*What is asked*: Copy out lines with the word "протоколам" from the material that follows.

*Data supplied*:
'''

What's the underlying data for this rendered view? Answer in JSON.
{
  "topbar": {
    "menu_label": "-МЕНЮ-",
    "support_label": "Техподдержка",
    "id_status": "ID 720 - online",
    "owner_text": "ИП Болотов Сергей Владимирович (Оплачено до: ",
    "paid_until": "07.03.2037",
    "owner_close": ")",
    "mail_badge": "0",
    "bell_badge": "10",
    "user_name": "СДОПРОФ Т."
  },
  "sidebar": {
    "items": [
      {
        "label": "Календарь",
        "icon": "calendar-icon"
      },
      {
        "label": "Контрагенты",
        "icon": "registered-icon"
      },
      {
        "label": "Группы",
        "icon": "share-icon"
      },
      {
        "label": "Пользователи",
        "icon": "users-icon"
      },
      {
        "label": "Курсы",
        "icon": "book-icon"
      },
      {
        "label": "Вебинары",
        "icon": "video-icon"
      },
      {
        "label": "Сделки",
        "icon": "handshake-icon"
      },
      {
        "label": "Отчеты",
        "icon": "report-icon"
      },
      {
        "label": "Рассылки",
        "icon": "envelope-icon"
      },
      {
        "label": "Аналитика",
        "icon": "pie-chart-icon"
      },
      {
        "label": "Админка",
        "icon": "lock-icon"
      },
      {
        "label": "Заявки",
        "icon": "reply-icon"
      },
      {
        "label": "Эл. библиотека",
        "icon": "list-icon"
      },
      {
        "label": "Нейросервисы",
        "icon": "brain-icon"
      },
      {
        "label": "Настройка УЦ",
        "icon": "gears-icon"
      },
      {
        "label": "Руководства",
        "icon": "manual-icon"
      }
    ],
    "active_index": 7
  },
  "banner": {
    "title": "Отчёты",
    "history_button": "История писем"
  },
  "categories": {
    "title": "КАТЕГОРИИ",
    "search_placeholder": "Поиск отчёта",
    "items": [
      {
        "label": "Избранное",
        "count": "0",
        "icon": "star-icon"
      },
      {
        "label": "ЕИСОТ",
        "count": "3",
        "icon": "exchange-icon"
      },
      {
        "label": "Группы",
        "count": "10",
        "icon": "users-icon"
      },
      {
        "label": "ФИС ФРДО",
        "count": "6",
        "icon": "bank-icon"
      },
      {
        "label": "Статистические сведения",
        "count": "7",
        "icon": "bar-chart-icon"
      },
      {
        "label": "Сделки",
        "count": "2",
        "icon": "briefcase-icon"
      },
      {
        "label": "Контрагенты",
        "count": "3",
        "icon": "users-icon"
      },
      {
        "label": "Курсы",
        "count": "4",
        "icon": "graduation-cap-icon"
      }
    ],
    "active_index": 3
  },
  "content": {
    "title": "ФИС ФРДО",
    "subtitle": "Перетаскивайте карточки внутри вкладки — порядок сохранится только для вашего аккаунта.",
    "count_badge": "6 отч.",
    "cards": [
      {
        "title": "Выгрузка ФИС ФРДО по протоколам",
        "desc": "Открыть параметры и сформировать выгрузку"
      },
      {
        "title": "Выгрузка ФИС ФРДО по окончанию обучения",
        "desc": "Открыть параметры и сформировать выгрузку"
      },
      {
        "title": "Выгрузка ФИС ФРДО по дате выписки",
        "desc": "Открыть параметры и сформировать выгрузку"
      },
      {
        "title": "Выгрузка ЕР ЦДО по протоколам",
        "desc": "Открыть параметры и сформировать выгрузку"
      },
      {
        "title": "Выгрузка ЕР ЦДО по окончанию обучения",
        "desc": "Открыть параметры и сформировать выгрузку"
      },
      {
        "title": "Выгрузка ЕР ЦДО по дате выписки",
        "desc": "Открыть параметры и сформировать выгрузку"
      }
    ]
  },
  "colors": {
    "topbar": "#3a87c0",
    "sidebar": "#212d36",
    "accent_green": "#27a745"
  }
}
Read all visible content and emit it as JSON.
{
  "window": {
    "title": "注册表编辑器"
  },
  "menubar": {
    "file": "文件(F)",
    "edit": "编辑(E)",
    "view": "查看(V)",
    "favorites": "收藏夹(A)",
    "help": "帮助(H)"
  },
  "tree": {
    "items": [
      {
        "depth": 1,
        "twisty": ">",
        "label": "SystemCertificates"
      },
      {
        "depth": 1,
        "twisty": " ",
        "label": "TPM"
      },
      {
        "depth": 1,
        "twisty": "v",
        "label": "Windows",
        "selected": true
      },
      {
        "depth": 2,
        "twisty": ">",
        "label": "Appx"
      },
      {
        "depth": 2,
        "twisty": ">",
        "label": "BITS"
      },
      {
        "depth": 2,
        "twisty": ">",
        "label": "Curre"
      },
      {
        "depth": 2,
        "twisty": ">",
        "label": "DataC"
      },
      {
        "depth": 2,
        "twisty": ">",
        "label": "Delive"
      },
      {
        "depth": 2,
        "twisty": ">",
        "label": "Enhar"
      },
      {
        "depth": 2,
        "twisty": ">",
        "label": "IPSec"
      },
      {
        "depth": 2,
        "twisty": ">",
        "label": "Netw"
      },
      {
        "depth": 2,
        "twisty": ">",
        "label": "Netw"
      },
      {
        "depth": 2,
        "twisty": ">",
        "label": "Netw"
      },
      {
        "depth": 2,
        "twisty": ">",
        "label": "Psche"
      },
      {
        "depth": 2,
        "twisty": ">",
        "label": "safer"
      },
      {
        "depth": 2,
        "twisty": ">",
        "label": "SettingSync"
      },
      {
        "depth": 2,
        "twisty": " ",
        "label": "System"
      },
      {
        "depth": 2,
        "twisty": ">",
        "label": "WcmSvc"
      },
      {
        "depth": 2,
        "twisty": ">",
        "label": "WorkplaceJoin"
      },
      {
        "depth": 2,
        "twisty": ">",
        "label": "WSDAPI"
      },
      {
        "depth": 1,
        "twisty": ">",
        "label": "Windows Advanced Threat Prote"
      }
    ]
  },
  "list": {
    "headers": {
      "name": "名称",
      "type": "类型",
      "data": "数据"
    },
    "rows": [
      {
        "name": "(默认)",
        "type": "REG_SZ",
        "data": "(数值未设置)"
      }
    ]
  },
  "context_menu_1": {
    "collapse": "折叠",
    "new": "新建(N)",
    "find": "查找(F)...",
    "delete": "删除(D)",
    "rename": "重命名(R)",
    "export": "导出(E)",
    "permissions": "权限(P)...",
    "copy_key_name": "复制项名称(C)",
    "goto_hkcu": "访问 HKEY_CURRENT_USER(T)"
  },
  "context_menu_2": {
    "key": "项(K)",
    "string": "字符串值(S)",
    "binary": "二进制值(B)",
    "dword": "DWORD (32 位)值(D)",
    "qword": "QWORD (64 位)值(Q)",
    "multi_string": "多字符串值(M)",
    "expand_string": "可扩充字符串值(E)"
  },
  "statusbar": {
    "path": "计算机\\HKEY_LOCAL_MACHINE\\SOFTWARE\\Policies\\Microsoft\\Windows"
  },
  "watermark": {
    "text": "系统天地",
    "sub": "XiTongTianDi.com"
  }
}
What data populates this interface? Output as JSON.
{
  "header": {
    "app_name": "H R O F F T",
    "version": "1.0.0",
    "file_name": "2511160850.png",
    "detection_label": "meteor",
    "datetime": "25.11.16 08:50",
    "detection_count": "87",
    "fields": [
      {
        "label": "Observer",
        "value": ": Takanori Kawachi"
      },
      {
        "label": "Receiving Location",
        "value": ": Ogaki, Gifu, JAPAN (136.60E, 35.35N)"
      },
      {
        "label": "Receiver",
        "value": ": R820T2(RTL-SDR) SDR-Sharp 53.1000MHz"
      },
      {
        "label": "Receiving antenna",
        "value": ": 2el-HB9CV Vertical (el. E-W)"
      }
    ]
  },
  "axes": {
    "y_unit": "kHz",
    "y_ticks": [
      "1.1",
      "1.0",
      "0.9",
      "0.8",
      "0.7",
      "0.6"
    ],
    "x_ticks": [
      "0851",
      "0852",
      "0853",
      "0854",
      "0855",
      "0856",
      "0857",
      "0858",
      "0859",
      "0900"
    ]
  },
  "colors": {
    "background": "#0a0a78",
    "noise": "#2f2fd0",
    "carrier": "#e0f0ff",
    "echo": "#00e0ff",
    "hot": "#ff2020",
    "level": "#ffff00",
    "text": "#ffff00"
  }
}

'''

*Task output*:
        "title": "Выгрузка ФИС ФРДО по протоколам",
        "title": "Выгрузка ЕР ЦДО по протоколам",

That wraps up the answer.